Stored items:
==========

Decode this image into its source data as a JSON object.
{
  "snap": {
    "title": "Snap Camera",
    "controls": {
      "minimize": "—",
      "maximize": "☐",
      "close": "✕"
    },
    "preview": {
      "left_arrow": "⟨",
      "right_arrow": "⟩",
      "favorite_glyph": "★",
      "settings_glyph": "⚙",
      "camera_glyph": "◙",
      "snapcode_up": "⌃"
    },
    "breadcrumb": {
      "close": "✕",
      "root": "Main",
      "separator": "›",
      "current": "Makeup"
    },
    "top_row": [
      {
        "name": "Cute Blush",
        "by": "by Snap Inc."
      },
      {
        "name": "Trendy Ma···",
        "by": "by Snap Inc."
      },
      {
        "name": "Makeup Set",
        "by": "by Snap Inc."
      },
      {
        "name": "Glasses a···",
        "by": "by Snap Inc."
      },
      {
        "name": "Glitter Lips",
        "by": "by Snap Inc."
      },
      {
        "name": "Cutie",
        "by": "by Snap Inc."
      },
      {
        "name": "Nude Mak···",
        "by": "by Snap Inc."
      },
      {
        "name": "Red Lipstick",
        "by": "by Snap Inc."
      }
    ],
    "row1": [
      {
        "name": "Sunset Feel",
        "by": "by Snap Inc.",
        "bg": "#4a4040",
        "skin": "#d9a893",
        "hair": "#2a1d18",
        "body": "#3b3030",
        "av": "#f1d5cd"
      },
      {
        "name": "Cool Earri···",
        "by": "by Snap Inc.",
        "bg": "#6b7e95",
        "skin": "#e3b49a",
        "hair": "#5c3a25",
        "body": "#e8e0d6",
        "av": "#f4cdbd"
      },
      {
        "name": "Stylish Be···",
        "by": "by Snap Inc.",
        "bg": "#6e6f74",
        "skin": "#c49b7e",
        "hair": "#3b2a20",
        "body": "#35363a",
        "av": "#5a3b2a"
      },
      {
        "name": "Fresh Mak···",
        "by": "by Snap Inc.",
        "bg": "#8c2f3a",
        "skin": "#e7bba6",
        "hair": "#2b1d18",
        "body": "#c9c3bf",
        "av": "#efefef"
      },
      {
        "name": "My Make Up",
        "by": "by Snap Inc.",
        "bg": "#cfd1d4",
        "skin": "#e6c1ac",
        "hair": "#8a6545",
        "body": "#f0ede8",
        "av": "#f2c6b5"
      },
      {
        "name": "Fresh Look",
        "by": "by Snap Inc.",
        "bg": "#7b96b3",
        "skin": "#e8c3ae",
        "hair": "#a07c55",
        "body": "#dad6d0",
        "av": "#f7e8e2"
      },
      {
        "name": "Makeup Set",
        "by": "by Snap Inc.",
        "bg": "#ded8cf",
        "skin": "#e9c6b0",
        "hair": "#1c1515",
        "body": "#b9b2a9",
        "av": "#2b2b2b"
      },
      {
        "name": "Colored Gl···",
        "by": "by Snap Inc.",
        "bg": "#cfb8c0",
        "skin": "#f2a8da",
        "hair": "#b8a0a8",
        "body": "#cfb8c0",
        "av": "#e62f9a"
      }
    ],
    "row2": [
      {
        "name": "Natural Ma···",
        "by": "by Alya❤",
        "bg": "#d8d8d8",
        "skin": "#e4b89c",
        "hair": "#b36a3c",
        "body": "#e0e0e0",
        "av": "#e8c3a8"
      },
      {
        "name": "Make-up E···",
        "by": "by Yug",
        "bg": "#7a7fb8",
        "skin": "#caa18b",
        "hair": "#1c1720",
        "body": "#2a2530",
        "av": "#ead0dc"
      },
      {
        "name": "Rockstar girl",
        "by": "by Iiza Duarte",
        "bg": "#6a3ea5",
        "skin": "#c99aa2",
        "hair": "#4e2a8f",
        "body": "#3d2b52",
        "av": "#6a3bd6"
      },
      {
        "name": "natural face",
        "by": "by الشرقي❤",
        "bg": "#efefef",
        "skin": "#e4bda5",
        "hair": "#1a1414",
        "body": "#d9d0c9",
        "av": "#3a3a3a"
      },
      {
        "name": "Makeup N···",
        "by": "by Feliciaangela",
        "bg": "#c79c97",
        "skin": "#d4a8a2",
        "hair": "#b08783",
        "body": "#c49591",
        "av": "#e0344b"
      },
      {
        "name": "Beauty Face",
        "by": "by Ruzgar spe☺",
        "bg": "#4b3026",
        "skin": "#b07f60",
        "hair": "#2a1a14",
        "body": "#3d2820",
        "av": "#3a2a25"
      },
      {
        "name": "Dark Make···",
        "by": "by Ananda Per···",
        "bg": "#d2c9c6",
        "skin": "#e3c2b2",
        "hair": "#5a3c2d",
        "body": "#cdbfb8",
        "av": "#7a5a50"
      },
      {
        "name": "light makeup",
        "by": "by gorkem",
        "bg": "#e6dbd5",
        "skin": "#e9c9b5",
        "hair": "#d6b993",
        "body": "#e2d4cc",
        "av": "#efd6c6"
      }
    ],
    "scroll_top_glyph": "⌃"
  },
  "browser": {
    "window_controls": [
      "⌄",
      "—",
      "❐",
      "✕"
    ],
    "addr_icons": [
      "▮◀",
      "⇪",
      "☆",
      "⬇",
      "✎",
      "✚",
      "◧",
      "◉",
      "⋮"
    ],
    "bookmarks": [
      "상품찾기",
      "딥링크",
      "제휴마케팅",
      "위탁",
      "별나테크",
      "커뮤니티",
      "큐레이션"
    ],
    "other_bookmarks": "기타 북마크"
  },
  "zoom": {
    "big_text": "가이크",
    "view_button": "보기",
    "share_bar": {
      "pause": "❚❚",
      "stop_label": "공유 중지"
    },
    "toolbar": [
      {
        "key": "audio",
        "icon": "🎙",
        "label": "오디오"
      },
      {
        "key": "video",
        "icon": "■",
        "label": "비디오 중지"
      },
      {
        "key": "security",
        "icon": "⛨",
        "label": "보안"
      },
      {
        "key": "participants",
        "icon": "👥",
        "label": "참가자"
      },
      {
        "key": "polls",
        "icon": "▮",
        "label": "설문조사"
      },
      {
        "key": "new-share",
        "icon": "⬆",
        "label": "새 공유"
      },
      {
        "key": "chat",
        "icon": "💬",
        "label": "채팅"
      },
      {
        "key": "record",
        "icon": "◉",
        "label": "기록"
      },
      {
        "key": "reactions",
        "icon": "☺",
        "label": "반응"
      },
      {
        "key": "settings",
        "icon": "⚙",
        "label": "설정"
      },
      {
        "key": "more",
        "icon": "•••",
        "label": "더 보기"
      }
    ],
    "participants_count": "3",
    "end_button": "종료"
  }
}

==========

_Request:_ Using the data above, return each line exactly as written.

_Final result:_
Decode this image into its source data as a JSON object.
{
  "snap": {
    "title": "Snap Camera",
    "controls": {
      "minimize": "—",
      "maximize": "☐",
      "close": "✕"
    },
    "preview": {
      "left_arrow": "⟨",
      "right_arrow": "⟩",
      "favorite_glyph": "★",
      "settings_glyph": "⚙",
      "camera_glyph": "◙",
      "snapcode_up": "⌃"
    },
    "breadcrumb": {
      "close": "✕",
      "root": "Main",
      "separator": "›",
      "current": "Makeup"
    },
    "top_row": [
      {
        "name": "Cute Blush",
        "by": "by Snap Inc."
      },
      {
        "name": "Trendy Ma···",
        "by": "by Snap Inc."
      },
      {
        "name": "Makeup Set",
        "by": "by Snap Inc."
      },
      {
        "name": "Glasses a···",
        "by": "by Snap Inc."
      },
      {
        "name": "Glitter Lips",
        "by": "by Snap Inc."
      },
      {
        "name": "Cutie",
        "by": "by Snap Inc."
      },
      {
        "name": "Nude Mak···",
        "by": "by Snap Inc."
      },
      {
        "name": "Red Lipstick",
        "by": "by Snap Inc."
      }
    ],
    "row1": [
      {
        "name": "Sunset Feel",
        "by": "by Snap Inc.",
        "bg": "#4a4040",
        "skin": "#d9a893",
        "hair": "#2a1d18",
        "body": "#3b3030",
        "av": "#f1d5cd"
      },
      {
        "name": "Cool Earri···",
        "by": "by Snap Inc.",
        "bg": "#6b7e95",
        "skin": "#e3b49a",
        "hair": "#5c3a25",
        "body": "#e8e0d6",
        "av": "#f4cdbd"
      },
      {
        "name": "Stylish Be···",
        "by": "by Snap Inc.",
        "bg": "#6e6f74",
        "skin": "#c49b7e",
        "hair": "#3b2a20",
        "body": "#35363a",
        "av": "#5a3b2a"
      },
      {
        "name": "Fresh Mak···",
        "by": "by Snap Inc.",
        "bg": "#8c2f3a",
        "skin": "#e7bba6",
        "hair": "#2b1d18",
        "body": "#c9c3bf",
        "av": "#efefef"
      },
      {
        "name": "My Make Up",
        "by": "by Snap Inc.",
        "bg": "#cfd1d4",
        "skin": "#e6c1ac",
        "hair": "#8a6545",
        "body": "#f0ede8",
        "av": "#f2c6b5"
      },
      {
        "name": "Fresh Look",
        "by": "by Snap Inc.",
        "bg": "#7b96b3",
        "skin": "#e8c3ae",
        "hair": "#a07c55",
        "body": "#dad6d0",
        "av": "#f7e8e2"
      },
      {
        "name": "Makeup Set",
        "by": "by Snap Inc.",
        "bg": "#ded8cf",
        "skin": "#e9c6b0",
        "hair": "#1c1515",
        "body": "#b9b2a9",
        "av": "#2b2b2b"
      },
      {
        "name": "Colored Gl···",
        "by": "by Snap Inc.",
        "bg": "#cfb8c0",
        "skin": "#f2a8da",
        "hair": "#b8a0a8",
        "body": "#cfb8c0",
        "av": "#e62f9a"
      }
    ],
    "row2": [
      {
        "name": "Natural Ma···",
        "by": "by Alya❤",
        "bg": "#d8d8d8",
        "skin": "#e4b89c",
        "hair": "#b36a3c",
        "body": "#e0e0e0",
        "av": "#e8c3a8"
      },
      {
        "name": "Make-up E···",
        "by": "by Yug",
        "bg": "#7a7fb8",
        "skin": "#caa18b",
        "hair": "#1c1720",
        "body": "#2a2530",
        "av": "#ead0dc"
      },
      {
        "name": "Rockstar girl",
        "by": "by Iiza Duarte",
        "bg": "#6a3ea5",
        "skin": "#c99aa2",
        "hair": "#4e2a8f",
        "body": "#3d2b52",
        "av": "#6a3bd6"
      },
      {
        "name": "natural face",
        "by": "by الشرقي❤",
        "bg": "#efefef",
        "skin": "#e4bda5",
        "hair": "#1a1414",
        "body": "#d9d0c9",
        "av": "#3a3a3a"
      },
      {
        "name": "Makeup N···",
        "by": "by Feliciaangela",
        "bg": "#c79c97",
        "skin": "#d4a8a2",
        "hair": "#b08783",
        "body": "#c49591",
        "av": "#e0344b"
      },
      {
        "name": "Beauty Face",
        "by": "by Ruzgar spe☺",
        "bg": "#4b3026",
        "skin": "#b07f60",
        "hair": "#2a1a14",
        "body": "#3d2820",
        "av": "#3a2a25"
      },
      {
        "name": "Dark Make···",
        "by": "by Ananda Per···",
        "bg": "#d2c9c6",
        "skin": "#e3c2b2",
        "hair": "#5a3c2d",
        "body": "#cdbfb8",
        "av": "#7a5a50"
      },
      {
        "name": "light makeup",
        "by": "by gorkem",
        "bg": "#e6dbd5",
        "skin": "#e9c9b5",
        "hair": "#d6b993",
        "body": "#e2d4cc",
        "av": "#efd6c6"
      }
    ],
    "scroll_top_glyph": "⌃"
  },
  "browser": {
    "window_controls": [
      "⌄",
      "—",
      "❐",
      "✕"
    ],
    "addr_icons": [
      "▮◀",
      "⇪",
      "☆",
      "⬇",
      "✎",
      "✚",
      "◧",
      "◉",
      "⋮"
    ],
    "bookmarks": [
      "상품찾기",
      "딥링크",
      "제휴마케팅",
      "위탁",
      "별나테크",
      "커뮤니티",
      "큐레이션"
    ],
    "other_bookmarks": "기타 북마크"
  },
  "zoom": {
    "big_text": "가이크",
    "view_button": "보기",
    "share_bar": {
      "pause": "❚❚",
      "stop_label": "공유 중지"
    },
    "toolbar": [
      {
        "key": "audio",
        "icon": "🎙",
        "label": "오디오"
      },
      {
        "key": "video",
        "icon": "■",
        "label": "비디오 중지"
      },
      {
        "key": "security",
        "icon": "⛨",
        "label": "보안"
      },
      {
        "key": "participants",
        "icon": "👥",
        "label": "참가자"
      },
      {
        "key": "polls",
        "icon": "▮",
        "label": "설문조사"
      },
      {
        "key": "new-share",
        "icon": "⬆",
        "label": "새 공유"
      },
      {
        "key": "chat",
        "icon": "💬",
        "label": "채팅"
      },
      {
        "key": "record",
        "icon": "◉",
        "label": "기록"
      },
      {
        "key": "reactions",
        "icon": "☺",
        "label": "반응"
      },
      {
        "key": "settings",
        "icon": "⚙",
        "label": "설정"
      },
      {
        "key": "more",
        "icon": "•••",
        "label": "더 보기"
      }
    ],
    "participants_count": "3",
    "end_button": "종료"
  }
}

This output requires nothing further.